RECORDED DATA:
_ _ _ _ _ _ _
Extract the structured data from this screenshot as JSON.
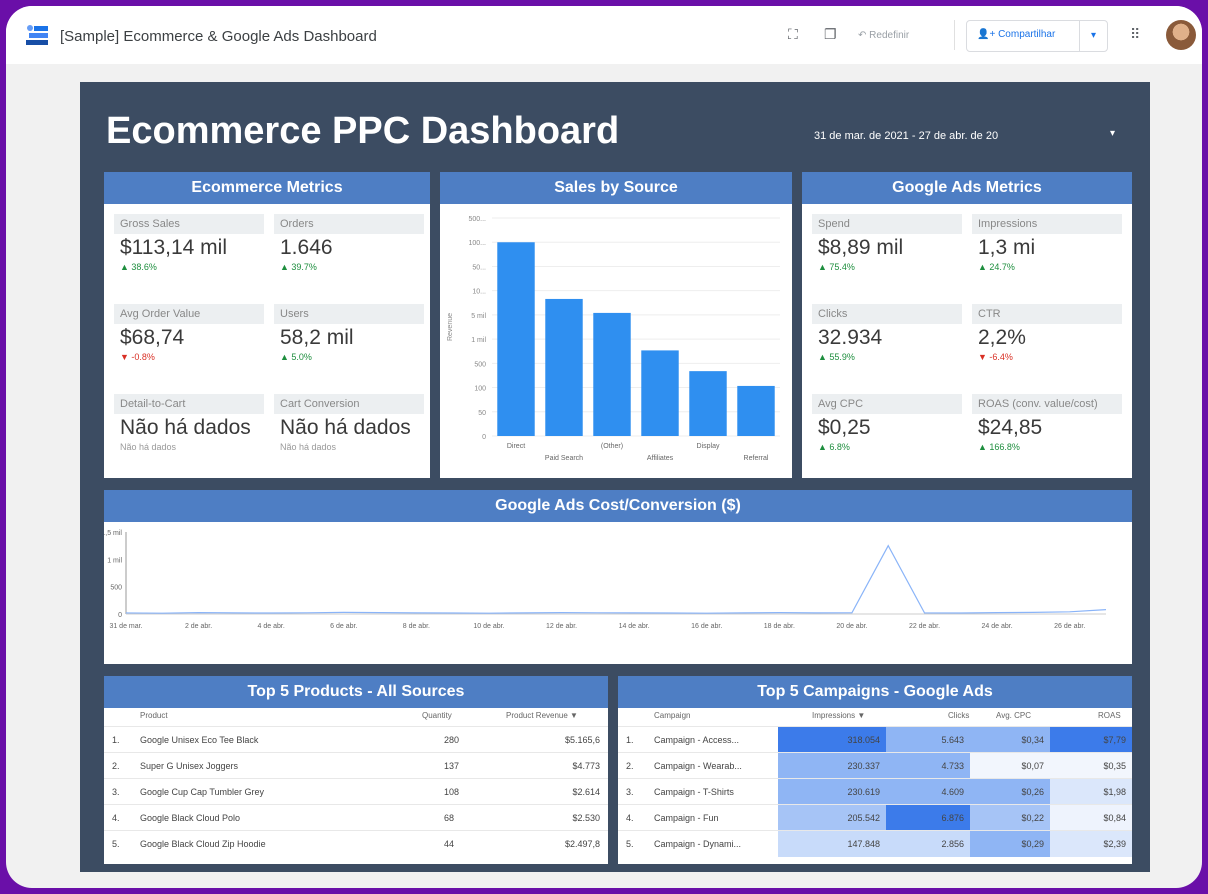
{
  "app": {
    "title": "[Sample] Ecommerce & Google Ads Dashboard",
    "reset_label": "Redefinir",
    "share_label": "Compartilhar"
  },
  "dashboard": {
    "title": "Ecommerce PPC Dashboard",
    "date_range": "31 de mar. de 2021 - 27 de abr. de 20"
  },
  "ecommerce_metrics": {
    "heading": "Ecommerce Metrics",
    "cards": [
      {
        "label": "Gross Sales",
        "value": "$113,14 mil",
        "delta": "▲ 38.6%",
        "trend": "up"
      },
      {
        "label": "Orders",
        "value": "1.646",
        "delta": "▲ 39.7%",
        "trend": "up"
      },
      {
        "label": "Avg Order Value",
        "value": "$68,74",
        "delta": "▼ -0.8%",
        "trend": "down"
      },
      {
        "label": "Users",
        "value": "58,2 mil",
        "delta": "▲ 5.0%",
        "trend": "up"
      },
      {
        "label": "Detail-to-Cart",
        "value": "Não há dados",
        "delta": "Não há dados",
        "trend": "none"
      },
      {
        "label": "Cart Conversion",
        "value": "Não há dados",
        "delta": "Não há dados",
        "trend": "none"
      }
    ]
  },
  "google_ads_metrics": {
    "heading": "Google Ads Metrics",
    "cards": [
      {
        "label": "Spend",
        "value": "$8,89 mil",
        "delta": "▲ 75.4%",
        "trend": "up"
      },
      {
        "label": "Impressions",
        "value": "1,3 mi",
        "delta": "▲ 24.7%",
        "trend": "up"
      },
      {
        "label": "Clicks",
        "value": "32.934",
        "delta": "▲ 55.9%",
        "trend": "up"
      },
      {
        "label": "CTR",
        "value": "2,2%",
        "delta": "▼ -6.4%",
        "trend": "down"
      },
      {
        "label": "Avg CPC",
        "value": "$0,25",
        "delta": "▲ 6.8%",
        "trend": "up"
      },
      {
        "label": "ROAS (conv. value/cost)",
        "value": "$24,85",
        "delta": "▲ 166.8%",
        "trend": "up"
      }
    ]
  },
  "chart_data": [
    {
      "type": "bar",
      "title": "Sales by Source",
      "ylabel": "Revenue",
      "scale": "log",
      "yticks": [
        "500...",
        "100...",
        "50...",
        "10...",
        "5 mil",
        "1 mil",
        "500",
        "100",
        "50",
        "0"
      ],
      "categories": [
        "Direct",
        "Paid Search",
        "(Other)",
        "Affiliates",
        "Display",
        "Referral"
      ],
      "values": [
        150000,
        9000,
        4500,
        700,
        250,
        120
      ],
      "color": "#2f8ff0"
    },
    {
      "type": "line",
      "title": "Google Ads  Cost/Conversion ($)",
      "yticks": [
        "1,5 mil",
        "1 mil",
        "500",
        "0"
      ],
      "ylim": [
        0,
        1500
      ],
      "x": [
        "31 de mar.",
        "1 de abr.",
        "2 de abr.",
        "3 de abr.",
        "4 de abr.",
        "5 de abr.",
        "6 de abr.",
        "7 de abr.",
        "8 de abr.",
        "9 de abr.",
        "10 de abr.",
        "11 de abr.",
        "12 de abr.",
        "13 de abr.",
        "14 de abr.",
        "15 de abr.",
        "16 de abr.",
        "17 de abr.",
        "18 de abr.",
        "19 de abr.",
        "20 de abr.",
        "21 de abr.",
        "22 de abr.",
        "23 de abr.",
        "24 de abr.",
        "25 de abr.",
        "26 de abr.",
        "27 de abr."
      ],
      "xtick_labels": [
        "31 de mar.",
        "2 de abr.",
        "4 de abr.",
        "6 de abr.",
        "8 de abr.",
        "10 de abr.",
        "12 de abr.",
        "14 de abr.",
        "16 de abr.",
        "18 de abr.",
        "20 de abr.",
        "22 de abr.",
        "24 de abr.",
        "26 de abr."
      ],
      "values": [
        20,
        15,
        25,
        20,
        18,
        22,
        30,
        25,
        20,
        18,
        15,
        20,
        25,
        22,
        20,
        18,
        15,
        20,
        25,
        20,
        22,
        1250,
        20,
        18,
        25,
        30,
        40,
        80
      ],
      "color": "#8ab4f8"
    }
  ],
  "top_products": {
    "heading": "Top 5 Products - All Sources",
    "columns": [
      "Product",
      "Quantity",
      "Product Revenue ▼"
    ],
    "rows": [
      {
        "n": "1.",
        "product": "Google Unisex Eco Tee Black",
        "qty": "280",
        "revenue": "$5.165,6"
      },
      {
        "n": "2.",
        "product": "Super G Unisex Joggers",
        "qty": "137",
        "revenue": "$4.773"
      },
      {
        "n": "3.",
        "product": "Google Cup Cap Tumbler Grey",
        "qty": "108",
        "revenue": "$2.614"
      },
      {
        "n": "4.",
        "product": "Google Black Cloud Polo",
        "qty": "68",
        "revenue": "$2.530"
      },
      {
        "n": "5.",
        "product": "Google Black Cloud Zip Hoodie",
        "qty": "44",
        "revenue": "$2.497,8"
      }
    ]
  },
  "top_campaigns": {
    "heading": "Top 5 Campaigns - Google Ads",
    "columns": [
      "Campaign",
      "Impressions ▼",
      "Clicks",
      "Avg. CPC",
      "ROAS"
    ],
    "rows": [
      {
        "n": "1.",
        "campaign": "Campaign - Access...",
        "impressions": "318.054",
        "clicks": "5.643",
        "cpc": "$0,34",
        "roas": "$7,79"
      },
      {
        "n": "2.",
        "campaign": "Campaign - Wearab...",
        "impressions": "230.337",
        "clicks": "4.733",
        "cpc": "$0,07",
        "roas": "$0,35"
      },
      {
        "n": "3.",
        "campaign": "Campaign - T-Shirts",
        "impressions": "230.619",
        "clicks": "4.609",
        "cpc": "$0,26",
        "roas": "$1,98"
      },
      {
        "n": "4.",
        "campaign": "Campaign - Fun",
        "impressions": "205.542",
        "clicks": "6.876",
        "cpc": "$0,22",
        "roas": "$0,84"
      },
      {
        "n": "5.",
        "campaign": "Campaign - Dynami...",
        "impressions": "147.848",
        "clicks": "2.856",
        "cpc": "$0,29",
        "roas": "$2,39"
      }
    ],
    "heat": {
      "impressions": [
        "#3c7bea",
        "#8fb5f4",
        "#8fb5f4",
        "#a6c4f6",
        "#c8dbfa"
      ],
      "clicks": [
        "#8fb5f4",
        "#8fb5f4",
        "#8fb5f4",
        "#3c7bea",
        "#c8dbfa"
      ],
      "cpc": [
        "#8fb5f4",
        "#f2f6fd",
        "#8fb5f4",
        "#a6c4f6",
        "#8fb5f4"
      ],
      "roas": [
        "#3c7bea",
        "#f2f6fd",
        "#dbe7fb",
        "#eef3fd",
        "#dbe7fb"
      ]
    }
  }
}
_ _ _ _ _ _ _
WHAT THE EXERCISE ASKS: Extract the full listing exactly, with the pictures left out.

RESPONSE FOR THIS EXERCISE:
Extract the structured data from this screenshot as JSON.
{
  "app": {
    "title": "[Sample] Ecommerce & Google Ads Dashboard",
    "reset_label": "Redefinir",
    "share_label": "Compartilhar"
  },
  "dashboard": {
    "title": "Ecommerce PPC Dashboard",
    "date_range": "31 de mar. de 2021 - 27 de abr. de 20"
  },
  "ecommerce_metrics": {
    "heading": "Ecommerce Metrics",
    "cards": [
      {
        "label": "Gross Sales",
        "value": "$113,14 mil",
        "delta": "▲ 38.6%",
        "trend": "up"
      },
      {
        "label": "Orders",
        "value": "1.646",
        "delta": "▲ 39.7%",
        "trend": "up"
      },
      {
        "label": "Avg Order Value",
        "value": "$68,74",
        "delta": "▼ -0.8%",
        "trend": "down"
      },
      {
        "label": "Users",
        "value": "58,2 mil",
        "delta": "▲ 5.0%",
        "trend": "up"
      },
      {
        "label": "Detail-to-Cart",
        "value": "Não há dados",
        "delta": "Não há dados",
        "trend": "none"
      },
      {
        "label": "Cart Conversion",
        "value": "Não há dados",
        "delta": "Não há dados",
        "trend": "none"
      }
    ]
  },
  "google_ads_metrics": {
    "heading": "Google Ads Metrics",
    "cards": [
      {
        "label": "Spend",
        "value": "$8,89 mil",
        "delta": "▲ 75.4%",
        "trend": "up"
      },
      {
        "label": "Impressions",
        "value": "1,3 mi",
        "delta": "▲ 24.7%",
        "trend": "up"
      },
      {
        "label": "Clicks",
        "value": "32.934",
        "delta": "▲ 55.9%",
        "trend": "up"
      },
      {
        "label": "CTR",
        "value": "2,2%",
        "delta": "▼ -6.4%",
        "trend": "down"
      },
      {
        "label": "Avg CPC",
        "value": "$0,25",
        "delta": "▲ 6.8%",
        "trend": "up"
      },
      {
        "label": "ROAS (conv. value/cost)",
        "value": "$24,85",
        "delta": "▲ 166.8%",
        "trend": "up"
      }
    ]
  },
  "chart_data": [
    {
      "type": "bar",
      "title": "Sales by Source",
      "ylabel": "Revenue",
      "scale": "log",
      "yticks": [
        "500...",
        "100...",
        "50...",
        "10...",
        "5 mil",
        "1 mil",
        "500",
        "100",
        "50",
        "0"
      ],
      "categories": [
        "Direct",
        "Paid Search",
        "(Other)",
        "Affiliates",
        "Display",
        "Referral"
      ],
      "values": [
        150000,
        9000,
        4500,
        700,
        250,
        120
      ],
      "color": "#2f8ff0"
    },
    {
      "type": "line",
      "title": "Google Ads  Cost/Conversion ($)",
      "yticks": [
        "1,5 mil",
        "1 mil",
        "500",
        "0"
      ],
      "ylim": [
        0,
        1500
      ],
      "x": [
        "31 de mar.",
        "1 de abr.",
        "2 de abr.",
        "3 de abr.",
        "4 de abr.",
        "5 de abr.",
        "6 de abr.",
        "7 de abr.",
        "8 de abr.",
        "9 de abr.",
        "10 de abr.",
        "11 de abr.",
        "12 de abr.",
        "13 de abr.",
        "14 de abr.",
        "15 de abr.",
        "16 de abr.",
        "17 de abr.",
        "18 de abr.",
        "19 de abr.",
        "20 de abr.",
        "21 de abr.",
        "22 de abr.",
        "23 de abr.",
        "24 de abr.",
        "25 de abr.",
        "26 de abr.",
        "27 de abr."
      ],
      "xtick_labels": [
        "31 de mar.",
        "2 de abr.",
        "4 de abr.",
        "6 de abr.",
        "8 de abr.",
        "10 de abr.",
        "12 de abr.",
        "14 de abr.",
        "16 de abr.",
        "18 de abr.",
        "20 de abr.",
        "22 de abr.",
        "24 de abr.",
        "26 de abr."
      ],
      "values": [
        20,
        15,
        25,
        20,
        18,
        22,
        30,
        25,
        20,
        18,
        15,
        20,
        25,
        22,
        20,
        18,
        15,
        20,
        25,
        20,
        22,
        1250,
        20,
        18,
        25,
        30,
        40,
        80
      ],
      "color": "#8ab4f8"
    }
  ],
  "top_products": {
    "heading": "Top 5 Products - All Sources",
    "columns": [
      "Product",
      "Quantity",
      "Product Revenue ▼"
    ],
    "rows": [
      {
        "n": "1.",
        "product": "Google Unisex Eco Tee Black",
        "qty": "280",
        "revenue": "$5.165,6"
      },
      {
        "n": "2.",
        "product": "Super G Unisex Joggers",
        "qty": "137",
        "revenue": "$4.773"
      },
      {
        "n": "3.",
        "product": "Google Cup Cap Tumbler Grey",
        "qty": "108",
        "revenue": "$2.614"
      },
      {
        "n": "4.",
        "product": "Google Black Cloud Polo",
        "qty": "68",
        "revenue": "$2.530"
      },
      {
        "n": "5.",
        "product": "Google Black Cloud Zip Hoodie",
        "qty": "44",
        "revenue": "$2.497,8"
      }
    ]
  },
  "top_campaigns": {
    "heading": "Top 5 Campaigns - Google Ads",
    "columns": [
      "Campaign",
      "Impressions ▼",
      "Clicks",
      "Avg. CPC",
      "ROAS"
    ],
    "rows": [
      {
        "n": "1.",
        "campaign": "Campaign - Access...",
        "impressions": "318.054",
        "clicks": "5.643",
        "cpc": "$0,34",
        "roas": "$7,79"
      },
      {
        "n": "2.",
        "campaign": "Campaign - Wearab...",
        "impressions": "230.337",
        "clicks": "4.733",
        "cpc": "$0,07",
        "roas": "$0,35"
      },
      {
        "n": "3.",
        "campaign": "Campaign - T-Shirts",
        "impressions": "230.619",
        "clicks": "4.609",
        "cpc": "$0,26",
        "roas": "$1,98"
      },
      {
        "n": "4.",
        "campaign": "Campaign - Fun",
        "impressions": "205.542",
        "clicks": "6.876",
        "cpc": "$0,22",
        "roas": "$0,84"
      },
      {
        "n": "5.",
        "campaign": "Campaign - Dynami...",
        "impressions": "147.848",
        "clicks": "2.856",
        "cpc": "$0,29",
        "roas": "$2,39"
      }
    ],
    "heat": {
      "impressions": [
        "#3c7bea",
        "#8fb5f4",
        "#8fb5f4",
        "#a6c4f6",
        "#c8dbfa"
      ],
      "clicks": [
        "#8fb5f4",
        "#8fb5f4",
        "#8fb5f4",
        "#3c7bea",
        "#c8dbfa"
      ],
      "cpc": [
        "#8fb5f4",
        "#f2f6fd",
        "#8fb5f4",
        "#a6c4f6",
        "#8fb5f4"
      ],
      "roas": [
        "#3c7bea",
        "#f2f6fd",
        "#dbe7fb",
        "#eef3fd",
        "#dbe7fb"
      ]
    }
  }
}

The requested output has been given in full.